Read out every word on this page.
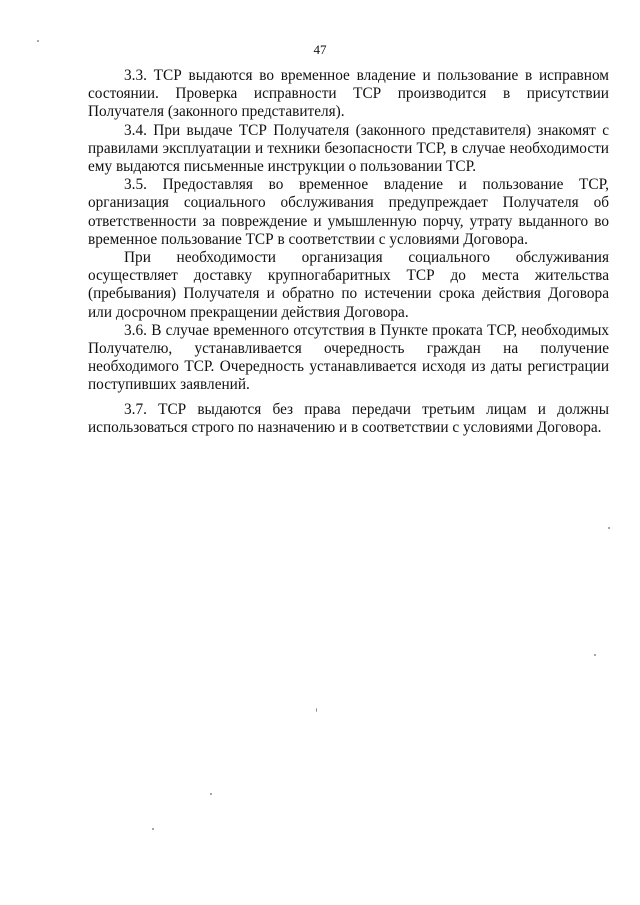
47

3.3. ТСР выдаются во временное владение и пользование в исправном состоянии. Проверка исправности ТСР производится в присутствии Получателя (законного представителя).

3.4. При выдаче ТСР Получателя (законного представителя) знакомят с правилами эксплуатации и техники безопасности ТСР, в случае необходимости ему выдаются письменные инструкции о пользовании ТСР.

3.5. Предоставляя во временное владение и пользование ТСР, организация социального обслуживания предупреждает Получателя об ответственности за повреждение и умышленную порчу, утрату выданного во временное пользование ТСР в соответствии с условиями Договора.

При необходимости организация социального обслуживания осуществляет доставку крупногабаритных ТСР до места жительства (пребывания) Получателя и обратно по истечении срока действия Договора или досрочном прекращении действия Договора.

3.6. В случае временного отсутствия в Пункте проката ТСР, необходимых Получателю, устанавливается очередность граждан на получение необходимого ТСР. Очередность устанавливается исходя из даты регистрации поступивших заявлений.

3.7. ТСР выдаются без права передачи третьим лицам и должны использоваться строго по назначению и в соответствии с условиями Договора.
====
* EXERCISE *
Only lines with the string "соответствии" belong in your answer; copy each one.

* TASK OUTPUT *
3.5. Предоставляя во временное владение и пользование ТСР, организация социального обслуживания предупреждает Получателя об ответственности за повреждение и умышленную порчу, утрату выданного во временное пользование ТСР в соответствии с условиями Договора.
3.7. ТСР выдаются без права передачи третьим лицам и должны использоваться строго по назначению и в соответствии с условиями Договора.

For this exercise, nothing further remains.